*WHAT TO PRODUCE:* Each entry below is to be printed verbatim.

BEGIN MATERIAL PROVIDED

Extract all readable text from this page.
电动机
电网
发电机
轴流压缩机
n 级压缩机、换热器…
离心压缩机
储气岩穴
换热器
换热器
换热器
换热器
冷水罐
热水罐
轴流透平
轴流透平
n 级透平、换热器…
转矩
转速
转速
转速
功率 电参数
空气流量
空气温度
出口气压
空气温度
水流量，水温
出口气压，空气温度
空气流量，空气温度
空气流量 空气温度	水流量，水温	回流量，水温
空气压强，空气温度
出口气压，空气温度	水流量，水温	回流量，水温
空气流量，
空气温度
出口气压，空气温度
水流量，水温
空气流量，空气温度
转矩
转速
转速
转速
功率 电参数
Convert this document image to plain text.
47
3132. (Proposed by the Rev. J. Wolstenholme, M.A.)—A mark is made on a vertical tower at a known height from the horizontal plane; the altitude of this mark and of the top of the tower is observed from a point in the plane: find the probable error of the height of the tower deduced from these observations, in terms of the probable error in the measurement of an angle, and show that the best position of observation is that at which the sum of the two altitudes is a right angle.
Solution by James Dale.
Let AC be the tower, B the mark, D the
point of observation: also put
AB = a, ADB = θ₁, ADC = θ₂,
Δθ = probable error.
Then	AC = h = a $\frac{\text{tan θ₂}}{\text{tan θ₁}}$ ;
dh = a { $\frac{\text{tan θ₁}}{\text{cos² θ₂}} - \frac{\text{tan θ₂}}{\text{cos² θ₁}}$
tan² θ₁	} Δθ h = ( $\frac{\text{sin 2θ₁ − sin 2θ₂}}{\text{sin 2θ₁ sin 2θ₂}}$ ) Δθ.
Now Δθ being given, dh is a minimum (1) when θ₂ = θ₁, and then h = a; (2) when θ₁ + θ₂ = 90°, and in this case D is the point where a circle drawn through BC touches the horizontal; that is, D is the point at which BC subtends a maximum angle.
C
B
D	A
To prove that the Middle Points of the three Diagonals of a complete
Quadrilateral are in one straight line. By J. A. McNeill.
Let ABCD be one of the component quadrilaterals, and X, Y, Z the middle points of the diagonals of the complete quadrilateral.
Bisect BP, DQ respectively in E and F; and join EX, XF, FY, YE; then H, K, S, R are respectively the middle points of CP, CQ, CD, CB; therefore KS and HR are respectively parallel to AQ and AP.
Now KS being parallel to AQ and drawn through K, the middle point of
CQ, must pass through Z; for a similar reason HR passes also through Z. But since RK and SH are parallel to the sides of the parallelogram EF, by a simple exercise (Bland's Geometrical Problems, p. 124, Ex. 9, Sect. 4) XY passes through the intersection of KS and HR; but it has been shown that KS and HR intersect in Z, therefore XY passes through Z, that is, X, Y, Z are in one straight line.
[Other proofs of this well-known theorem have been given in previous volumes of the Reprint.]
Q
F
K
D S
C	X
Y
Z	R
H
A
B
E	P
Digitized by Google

END MATERIAL PROVIDED

*TASK SOLUTION:*
Extract all readable text from this page.
电动机
电网
发电机
轴流压缩机
n 级压缩机、换热器…
离心压缩机
储气岩穴
换热器
换热器
换热器
换热器
冷水罐
热水罐
轴流透平
轴流透平
n 级透平、换热器…
转矩
转速
转速
转速
功率 电参数
空气流量
空气温度
出口气压
空气温度
水流量，水温
出口气压，空气温度
空气流量，空气温度
空气流量 空气温度	水流量，水温	回流量，水温
空气压强，空气温度
出口气压，空气温度	水流量，水温	回流量，水温
空气流量，
空气温度
出口气压，空气温度
水流量，水温
空气流量，空气温度
转矩
转速
转速
转速
功率 电参数
Convert this document image to plain text.
47
3132. (Proposed by the Rev. J. Wolstenholme, M.A.)—A mark is made on a vertical tower at a known height from the horizontal plane; the altitude of this mark and of the top of the tower is observed from a point in the plane: find the probable error of the height of the tower deduced from these observations, in terms of the probable error in the measurement of an angle, and show that the best position of observation is that at which the sum of the two altitudes is a right angle.
Solution by James Dale.
Let AC be the tower, B the mark, D the
point of observation: also put
AB = a, ADB = θ₁, ADC = θ₂,
Δθ = probable error.
Then	AC = h = a $\frac{\text{tan θ₂}}{\text{tan θ₁}}$ ;
dh = a { $\frac{\text{tan θ₁}}{\text{cos² θ₂}} - \frac{\text{tan θ₂}}{\text{cos² θ₁}}$
tan² θ₁	} Δθ h = ( $\frac{\text{sin 2θ₁ − sin 2θ₂}}{\text{sin 2θ₁ sin 2θ₂}}$ ) Δθ.
Now Δθ being given, dh is a minimum (1) when θ₂ = θ₁, and then h = a; (2) when θ₁ + θ₂ = 90°, and in this case D is the point where a circle drawn through BC touches the horizontal; that is, D is the point at which BC subtends a maximum angle.
C
B
D	A
To prove that the Middle Points of the three Diagonals of a complete
Quadrilateral are in one straight line. By J. A. McNeill.
Let ABCD be one of the component quadrilaterals, and X, Y, Z the middle points of the diagonals of the complete quadrilateral.
Bisect BP, DQ respectively in E and F; and join EX, XF, FY, YE; then H, K, S, R are respectively the middle points of CP, CQ, CD, CB; therefore KS and HR are respectively parallel to AQ and AP.
Now KS being parallel to AQ and drawn through K, the middle point of
CQ, must pass through Z; for a similar reason HR passes also through Z. But since RK and SH are parallel to the sides of the parallelogram EF, by a simple exercise (Bland's Geometrical Problems, p. 124, Ex. 9, Sect. 4) XY passes through the intersection of KS and HR; but it has been shown that KS and HR intersect in Z, therefore XY passes through Z, that is, X, Y, Z are in one straight line.
[Other proofs of this well-known theorem have been given in previous volumes of the Reprint.]
Q
F
K
D S
C	X
Y
Z	R
H
A
B
E	P
Digitized by Google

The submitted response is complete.